DATASET EXTRACT
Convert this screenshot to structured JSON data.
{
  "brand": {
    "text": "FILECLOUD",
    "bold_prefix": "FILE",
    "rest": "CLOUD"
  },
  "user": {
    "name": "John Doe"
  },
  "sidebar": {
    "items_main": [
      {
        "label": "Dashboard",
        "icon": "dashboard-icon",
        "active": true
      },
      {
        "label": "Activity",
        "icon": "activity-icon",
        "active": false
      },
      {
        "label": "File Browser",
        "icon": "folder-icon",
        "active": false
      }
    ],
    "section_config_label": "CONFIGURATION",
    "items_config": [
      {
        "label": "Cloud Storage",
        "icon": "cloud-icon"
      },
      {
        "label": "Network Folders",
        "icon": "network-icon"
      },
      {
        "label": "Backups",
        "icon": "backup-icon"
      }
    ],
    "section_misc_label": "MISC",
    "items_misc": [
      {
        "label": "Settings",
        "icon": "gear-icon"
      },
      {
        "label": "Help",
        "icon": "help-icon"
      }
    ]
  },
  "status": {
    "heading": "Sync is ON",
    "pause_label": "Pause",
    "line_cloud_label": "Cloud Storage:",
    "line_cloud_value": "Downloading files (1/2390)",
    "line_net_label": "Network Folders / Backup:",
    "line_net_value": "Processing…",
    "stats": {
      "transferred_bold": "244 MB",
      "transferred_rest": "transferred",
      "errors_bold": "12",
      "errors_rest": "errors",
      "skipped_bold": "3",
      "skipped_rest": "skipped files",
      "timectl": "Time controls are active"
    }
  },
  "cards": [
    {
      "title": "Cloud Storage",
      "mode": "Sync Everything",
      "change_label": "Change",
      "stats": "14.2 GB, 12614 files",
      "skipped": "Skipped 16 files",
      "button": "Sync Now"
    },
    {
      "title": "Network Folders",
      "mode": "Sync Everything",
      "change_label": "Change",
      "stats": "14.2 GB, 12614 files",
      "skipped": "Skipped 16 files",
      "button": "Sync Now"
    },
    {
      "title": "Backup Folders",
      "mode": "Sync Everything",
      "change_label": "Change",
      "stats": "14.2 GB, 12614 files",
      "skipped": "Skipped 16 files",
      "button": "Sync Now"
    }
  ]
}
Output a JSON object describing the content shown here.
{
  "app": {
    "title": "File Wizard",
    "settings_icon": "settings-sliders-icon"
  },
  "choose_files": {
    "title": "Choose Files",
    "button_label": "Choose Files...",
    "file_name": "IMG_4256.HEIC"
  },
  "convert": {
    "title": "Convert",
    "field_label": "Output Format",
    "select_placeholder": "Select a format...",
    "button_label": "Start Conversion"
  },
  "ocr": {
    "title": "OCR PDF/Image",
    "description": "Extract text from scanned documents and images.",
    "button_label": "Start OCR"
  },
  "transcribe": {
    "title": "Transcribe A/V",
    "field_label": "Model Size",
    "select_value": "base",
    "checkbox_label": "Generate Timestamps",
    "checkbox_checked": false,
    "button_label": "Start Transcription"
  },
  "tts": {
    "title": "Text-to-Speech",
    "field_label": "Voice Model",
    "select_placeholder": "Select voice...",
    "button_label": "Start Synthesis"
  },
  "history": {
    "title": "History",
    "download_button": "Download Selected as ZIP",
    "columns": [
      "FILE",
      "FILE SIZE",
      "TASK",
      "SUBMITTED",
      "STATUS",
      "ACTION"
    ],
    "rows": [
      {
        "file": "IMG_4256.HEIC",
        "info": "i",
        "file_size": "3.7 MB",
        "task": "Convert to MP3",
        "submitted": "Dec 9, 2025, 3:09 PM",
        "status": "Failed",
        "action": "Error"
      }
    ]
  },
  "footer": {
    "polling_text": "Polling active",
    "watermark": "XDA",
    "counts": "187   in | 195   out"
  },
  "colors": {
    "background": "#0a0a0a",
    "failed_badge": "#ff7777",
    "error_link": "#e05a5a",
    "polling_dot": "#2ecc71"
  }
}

EXERCISE INSTRUCTIONS
Recopy the entries above exactly, with every line included.

SOLUTION
Convert this screenshot to structured JSON data.
{
  "brand": {
    "text": "FILECLOUD",
    "bold_prefix": "FILE",
    "rest": "CLOUD"
  },
  "user": {
    "name": "John Doe"
  },
  "sidebar": {
    "items_main": [
      {
        "label": "Dashboard",
        "icon": "dashboard-icon",
        "active": true
      },
      {
        "label": "Activity",
        "icon": "activity-icon",
        "active": false
      },
      {
        "label": "File Browser",
        "icon": "folder-icon",
        "active": false
      }
    ],
    "section_config_label": "CONFIGURATION",
    "items_config": [
      {
        "label": "Cloud Storage",
        "icon": "cloud-icon"
      },
      {
        "label": "Network Folders",
        "icon": "network-icon"
      },
      {
        "label": "Backups",
        "icon": "backup-icon"
      }
    ],
    "section_misc_label": "MISC",
    "items_misc": [
      {
        "label": "Settings",
        "icon": "gear-icon"
      },
      {
        "label": "Help",
        "icon": "help-icon"
      }
    ]
  },
  "status": {
    "heading": "Sync is ON",
    "pause_label": "Pause",
    "line_cloud_label": "Cloud Storage:",
    "line_cloud_value": "Downloading files (1/2390)",
    "line_net_label": "Network Folders / Backup:",
    "line_net_value": "Processing…",
    "stats": {
      "transferred_bold": "244 MB",
      "transferred_rest": "transferred",
      "errors_bold": "12",
      "errors_rest": "errors",
      "skipped_bold": "3",
      "skipped_rest": "skipped files",
      "timectl": "Time controls are active"
    }
  },
  "cards": [
    {
      "title": "Cloud Storage",
      "mode": "Sync Everything",
      "change_label": "Change",
      "stats": "14.2 GB, 12614 files",
      "skipped": "Skipped 16 files",
      "button": "Sync Now"
    },
    {
      "title": "Network Folders",
      "mode": "Sync Everything",
      "change_label": "Change",
      "stats": "14.2 GB, 12614 files",
      "skipped": "Skipped 16 files",
      "button": "Sync Now"
    },
    {
      "title": "Backup Folders",
      "mode": "Sync Everything",
      "change_label": "Change",
      "stats": "14.2 GB, 12614 files",
      "skipped": "Skipped 16 files",
      "button": "Sync Now"
    }
  ]
}
Output a JSON object describing the content shown here.
{
  "app": {
    "title": "File Wizard",
    "settings_icon": "settings-sliders-icon"
  },
  "choose_files": {
    "title": "Choose Files",
    "button_label": "Choose Files...",
    "file_name": "IMG_4256.HEIC"
  },
  "convert": {
    "title": "Convert",
    "field_label": "Output Format",
    "select_placeholder": "Select a format...",
    "button_label": "Start Conversion"
  },
  "ocr": {
    "title": "OCR PDF/Image",
    "description": "Extract text from scanned documents and images.",
    "button_label": "Start OCR"
  },
  "transcribe": {
    "title": "Transcribe A/V",
    "field_label": "Model Size",
    "select_value": "base",
    "checkbox_label": "Generate Timestamps",
    "checkbox_checked": false,
    "button_label": "Start Transcription"
  },
  "tts": {
    "title": "Text-to-Speech",
    "field_label": "Voice Model",
    "select_placeholder": "Select voice...",
    "button_label": "Start Synthesis"
  },
  "history": {
    "title": "History",
    "download_button": "Download Selected as ZIP",
    "columns": [
      "FILE",
      "FILE SIZE",
      "TASK",
      "SUBMITTED",
      "STATUS",
      "ACTION"
    ],
    "rows": [
      {
        "file": "IMG_4256.HEIC",
        "info": "i",
        "file_size": "3.7 MB",
        "task": "Convert to MP3",
        "submitted": "Dec 9, 2025, 3:09 PM",
        "status": "Failed",
        "action": "Error"
      }
    ]
  },
  "footer": {
    "polling_text": "Polling active",
    "watermark": "XDA",
    "counts": "187   in | 195   out"
  },
  "colors": {
    "background": "#0a0a0a",
    "failed_badge": "#ff7777",
    "error_link": "#e05a5a",
    "polling_dot": "#2ecc71"
  }
}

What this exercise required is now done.